- _Your instructions_
Select from the data all lines with the word "cada".

-- begin Data rows --

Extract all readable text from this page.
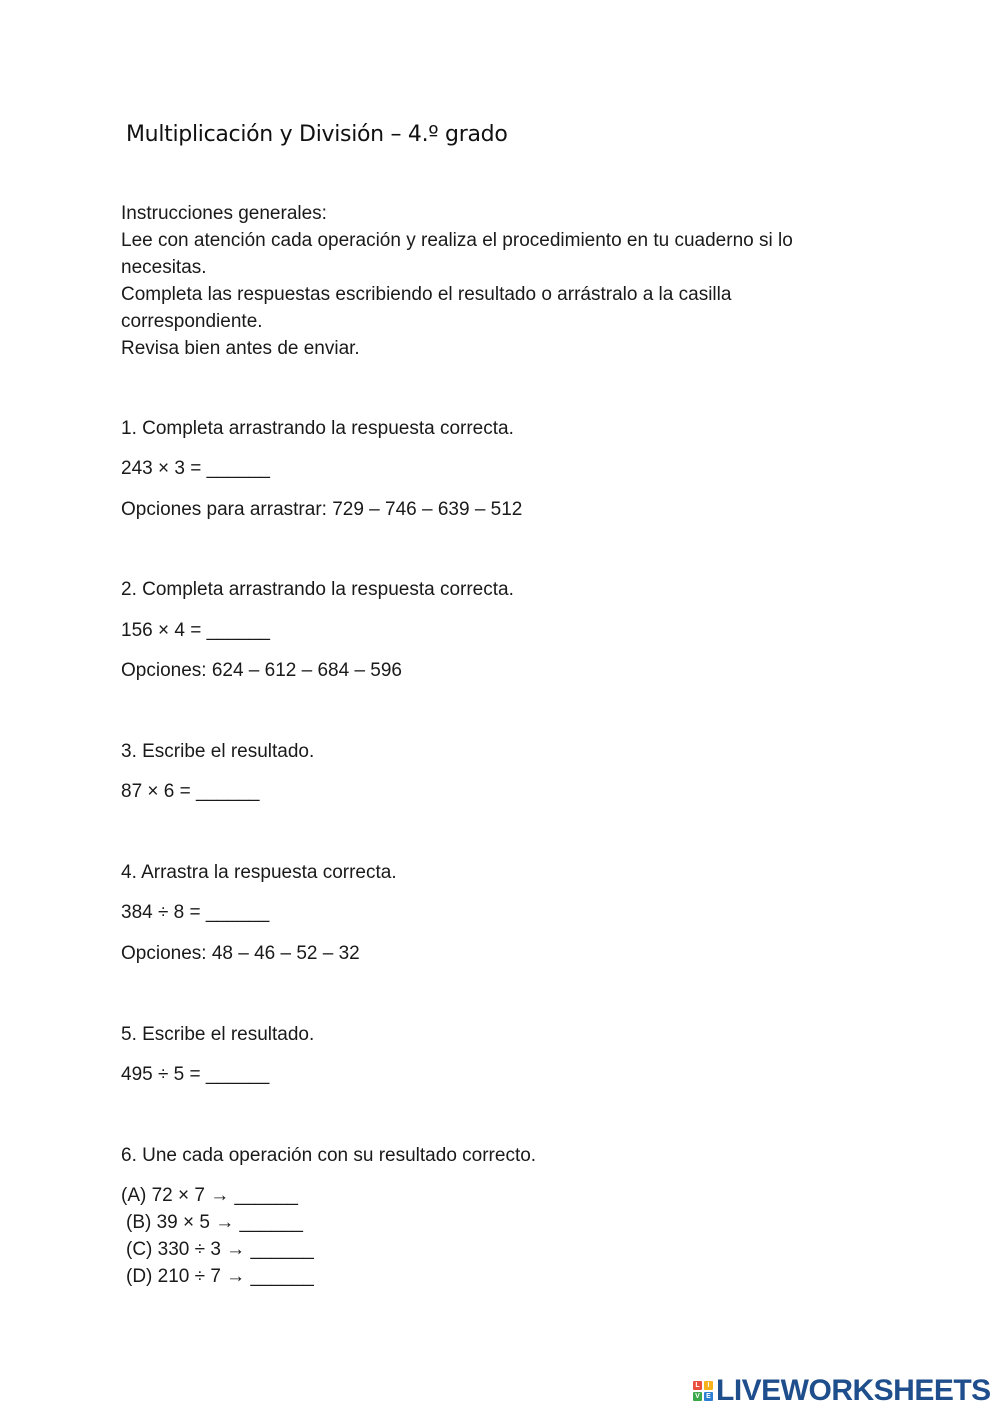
Multiplicación y División – 4.º grado
Instrucciones generales:
Lee con atención cada operación y realiza el procedimiento en tu cuaderno si lo
necesitas.
Completa las respuestas escribiendo el resultado o arrástralo a la casilla
correspondiente.
Revisa bien antes de enviar.
1. Completa arrastrando la respuesta correcta.
243 × 3 = ______
Opciones para arrastrar: 729 – 746 – 639 – 512
2. Completa arrastrando la respuesta correcta.
156 × 4 = ______
Opciones: 624 – 612 – 684 – 596
3. Escribe el resultado.
87 × 6 = ______
4. Arrastra la respuesta correcta.
384 ÷ 8 = ______
Opciones: 48 – 46 – 52 – 32
5. Escribe el resultado.
495 ÷ 5 = ______
6. Une cada operación con su resultado correcto.
(A) 72 × 7 → ______
(B) 39 × 5 → ______
(C) 330 ÷ 3 → ______
(D) 210 ÷ 7 → ______
L	I
V E LIVEWORKSHEETS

-- end Data rows --

- _Output of the exercise_
Lee con atención cada operación y realiza el procedimiento en tu cuaderno si lo
6. Une cada operación con su resultado correcto.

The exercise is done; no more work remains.